Data records:
——————————

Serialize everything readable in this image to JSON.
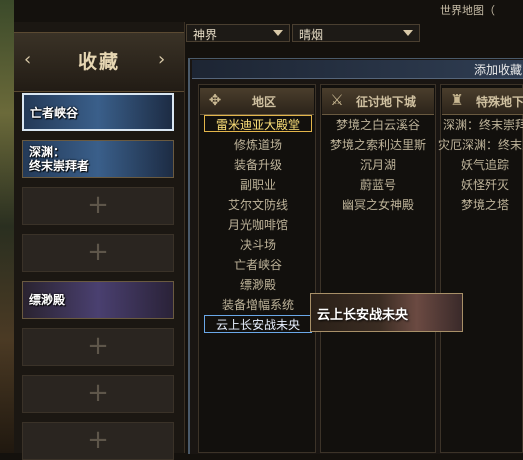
{
  "window": {
    "title": "世界地图（"
  },
  "filters": {
    "world": "神界",
    "region": "晴烟"
  },
  "favorites": {
    "title": "收藏",
    "slots": [
      {
        "label": "亡者峡谷",
        "filled": true,
        "selected": true
      },
      {
        "label": "深渊：\n终末崇拜者",
        "filled": true,
        "selected": false
      },
      {
        "label": "",
        "filled": false
      },
      {
        "label": "",
        "filled": false
      },
      {
        "label": "缥渺殿",
        "filled": true,
        "selected": false
      },
      {
        "label": "",
        "filled": false
      },
      {
        "label": "",
        "filled": false
      },
      {
        "label": "",
        "filled": false
      }
    ],
    "plus_symbol": "+"
  },
  "dialog": {
    "title": "添加收藏",
    "columns": [
      {
        "header": "地区",
        "items": [
          "雷米迪亚大殿堂",
          "修炼道场",
          "装备升级",
          "副职业",
          "艾尔文防线",
          "月光咖啡馆",
          "决斗场",
          "亡者峡谷",
          "缥渺殿",
          "装备增幅系统",
          "云上长安战未央"
        ]
      },
      {
        "header": "征讨地下城",
        "items": [
          "梦境之白云溪谷",
          "梦境之索利达里斯",
          "沉月湖",
          "蔚蓝号",
          "幽冥之女神殿"
        ]
      },
      {
        "header": "特殊地下",
        "items": [
          "深渊：终末崇拜",
          "灾厄深渊：终末崇",
          "妖气追踪",
          "妖怪歼灭",
          "梦境之塔"
        ]
      }
    ],
    "selected_item": "雷米迪亚大殿堂",
    "hovered_item": "云上长安战未央"
  },
  "tooltip": {
    "text": "云上长安战未央"
  }
}
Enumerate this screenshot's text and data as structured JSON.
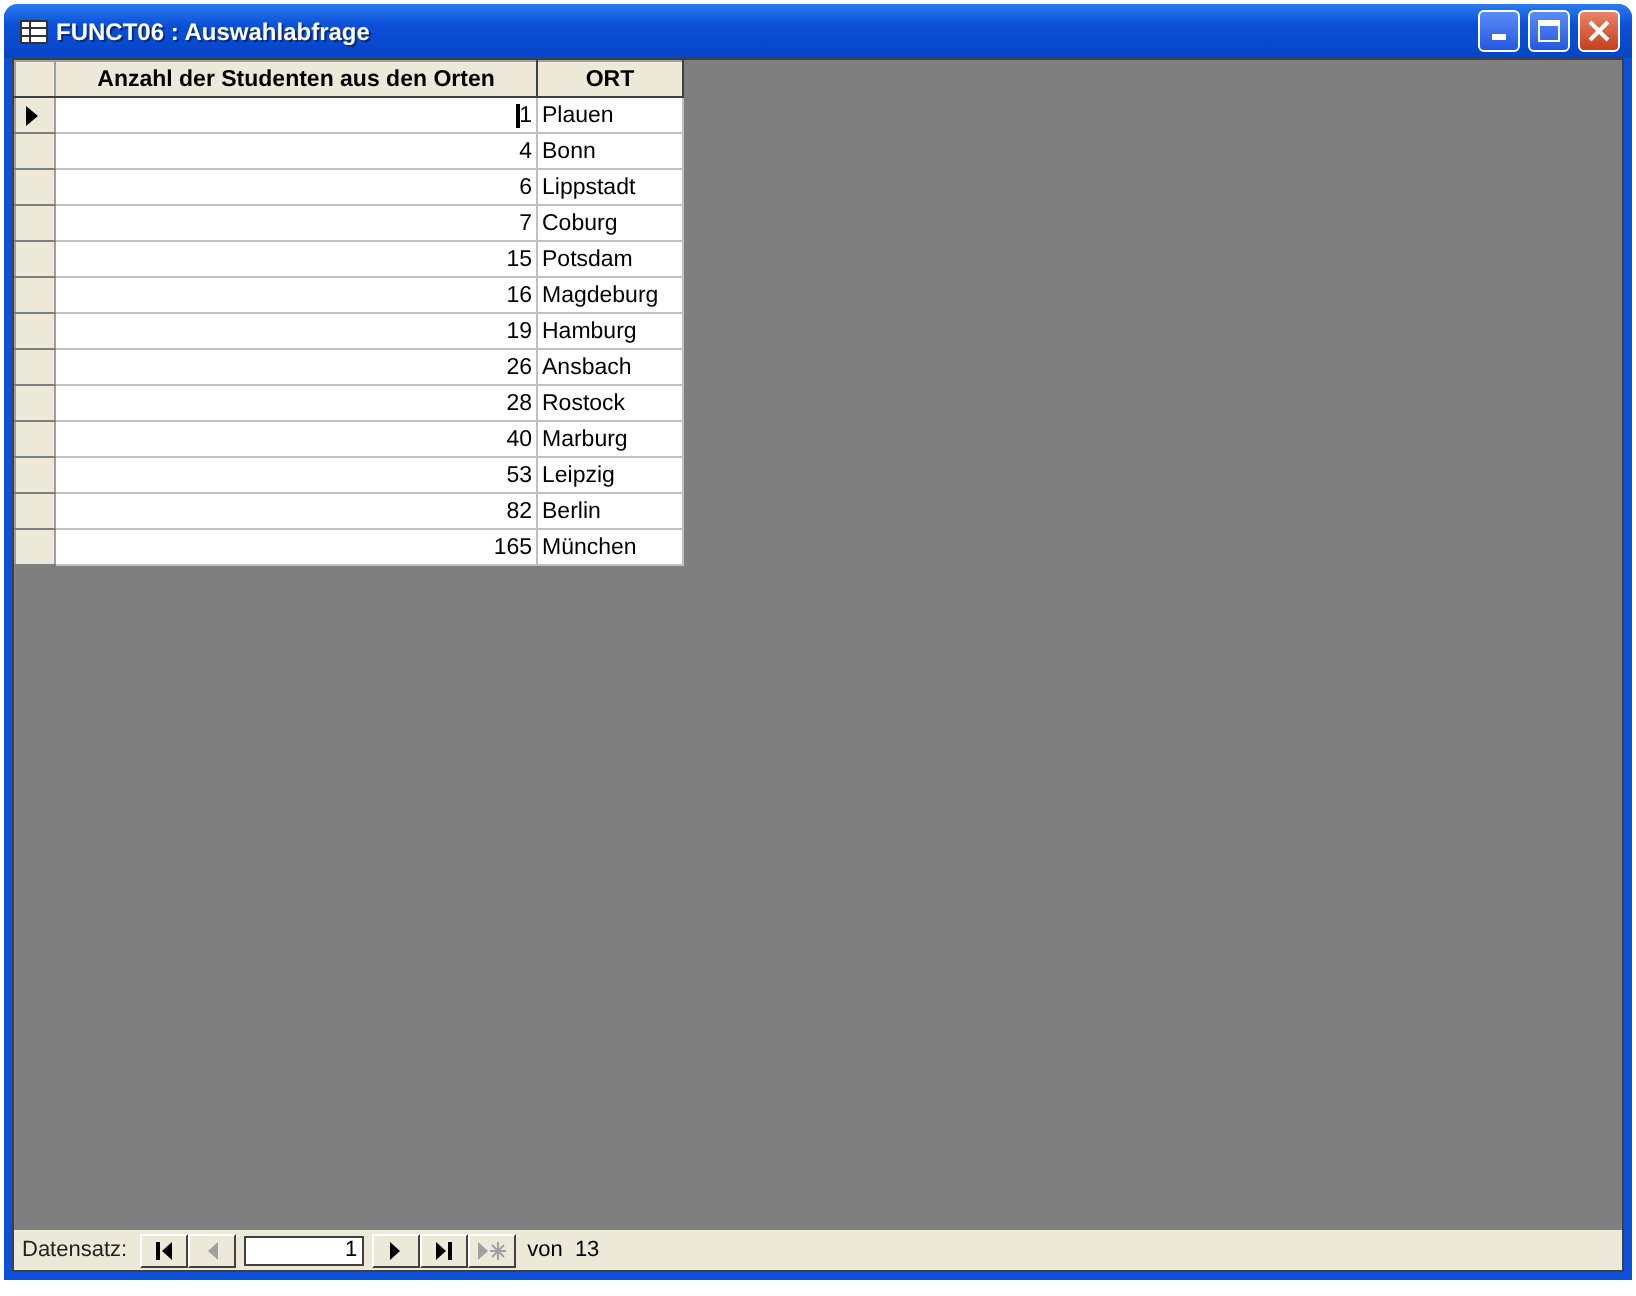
{
  "window": {
    "title": "FUNCT06 : Auswahlabfrage"
  },
  "table": {
    "columns": [
      "Anzahl der Studenten aus den Orten",
      "ORT"
    ],
    "rows": [
      {
        "count": "1",
        "ort": "Plauen",
        "selected": true
      },
      {
        "count": "4",
        "ort": "Bonn",
        "selected": false
      },
      {
        "count": "6",
        "ort": "Lippstadt",
        "selected": false
      },
      {
        "count": "7",
        "ort": "Coburg",
        "selected": false
      },
      {
        "count": "15",
        "ort": "Potsdam",
        "selected": false
      },
      {
        "count": "16",
        "ort": "Magdeburg",
        "selected": false
      },
      {
        "count": "19",
        "ort": "Hamburg",
        "selected": false
      },
      {
        "count": "26",
        "ort": "Ansbach",
        "selected": false
      },
      {
        "count": "28",
        "ort": "Rostock",
        "selected": false
      },
      {
        "count": "40",
        "ort": "Marburg",
        "selected": false
      },
      {
        "count": "53",
        "ort": "Leipzig",
        "selected": false
      },
      {
        "count": "82",
        "ort": "Berlin",
        "selected": false
      },
      {
        "count": "165",
        "ort": "München",
        "selected": false
      }
    ]
  },
  "navigation": {
    "label": "Datensatz:",
    "record": "1",
    "total": "von  13",
    "buttons": [
      {
        "kind": "first",
        "disabled": false
      },
      {
        "kind": "prev",
        "disabled": true
      },
      {
        "kind": "field"
      },
      {
        "kind": "next",
        "disabled": false
      },
      {
        "kind": "last",
        "disabled": false
      },
      {
        "kind": "new",
        "disabled": true
      }
    ]
  }
}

——————————

- REQUEST
Reproduce the listing above exactly, excluding all pictures.

- TASK RESULT
Serialize everything readable in this image to JSON.
{
  "window": {
    "title": "世界地图（"
  },
  "filters": {
    "world": "神界",
    "region": "晴烟"
  },
  "favorites": {
    "title": "收藏",
    "slots": [
      {
        "label": "亡者峡谷",
        "filled": true,
        "selected": true
      },
      {
        "label": "深渊：\n终末崇拜者",
        "filled": true,
        "selected": false
      },
      {
        "label": "",
        "filled": false
      },
      {
        "label": "",
        "filled": false
      },
      {
        "label": "缥渺殿",
        "filled": true,
        "selected": false
      },
      {
        "label": "",
        "filled": false
      },
      {
        "label": "",
        "filled": false
      },
      {
        "label": "",
        "filled": false
      }
    ],
    "plus_symbol": "+"
  },
  "dialog": {
    "title": "添加收藏",
    "columns": [
      {
        "header": "地区",
        "items": [
          "雷米迪亚大殿堂",
          "修炼道场",
          "装备升级",
          "副职业",
          "艾尔文防线",
          "月光咖啡馆",
          "决斗场",
          "亡者峡谷",
          "缥渺殿",
          "装备增幅系统",
          "云上长安战未央"
        ]
      },
      {
        "header": "征讨地下城",
        "items": [
          "梦境之白云溪谷",
          "梦境之索利达里斯",
          "沉月湖",
          "蔚蓝号",
          "幽冥之女神殿"
        ]
      },
      {
        "header": "特殊地下",
        "items": [
          "深渊：终末崇拜",
          "灾厄深渊：终末崇",
          "妖气追踪",
          "妖怪歼灭",
          "梦境之塔"
        ]
      }
    ],
    "selected_item": "雷米迪亚大殿堂",
    "hovered_item": "云上长安战未央"
  },
  "tooltip": {
    "text": "云上长安战未央"
  }
}
Enumerate this screenshot's text and data as structured JSON.
{
  "window": {
    "title": "FUNCT06 : Auswahlabfrage"
  },
  "table": {
    "columns": [
      "Anzahl der Studenten aus den Orten",
      "ORT"
    ],
    "rows": [
      {
        "count": "1",
        "ort": "Plauen",
        "selected": true
      },
      {
        "count": "4",
        "ort": "Bonn",
        "selected": false
      },
      {
        "count": "6",
        "ort": "Lippstadt",
        "selected": false
      },
      {
        "count": "7",
        "ort": "Coburg",
        "selected": false
      },
      {
        "count": "15",
        "ort": "Potsdam",
        "selected": false
      },
      {
        "count": "16",
        "ort": "Magdeburg",
        "selected": false
      },
      {
        "count": "19",
        "ort": "Hamburg",
        "selected": false
      },
      {
        "count": "26",
        "ort": "Ansbach",
        "selected": false
      },
      {
        "count": "28",
        "ort": "Rostock",
        "selected": false
      },
      {
        "count": "40",
        "ort": "Marburg",
        "selected": false
      },
      {
        "count": "53",
        "ort": "Leipzig",
        "selected": false
      },
      {
        "count": "82",
        "ort": "Berlin",
        "selected": false
      },
      {
        "count": "165",
        "ort": "München",
        "selected": false
      }
    ]
  },
  "navigation": {
    "label": "Datensatz:",
    "record": "1",
    "total": "von  13",
    "buttons": [
      {
        "kind": "first",
        "disabled": false
      },
      {
        "kind": "prev",
        "disabled": true
      },
      {
        "kind": "field"
      },
      {
        "kind": "next",
        "disabled": false
      },
      {
        "kind": "last",
        "disabled": false
      },
      {
        "kind": "new",
        "disabled": true
      }
    ]
  }
}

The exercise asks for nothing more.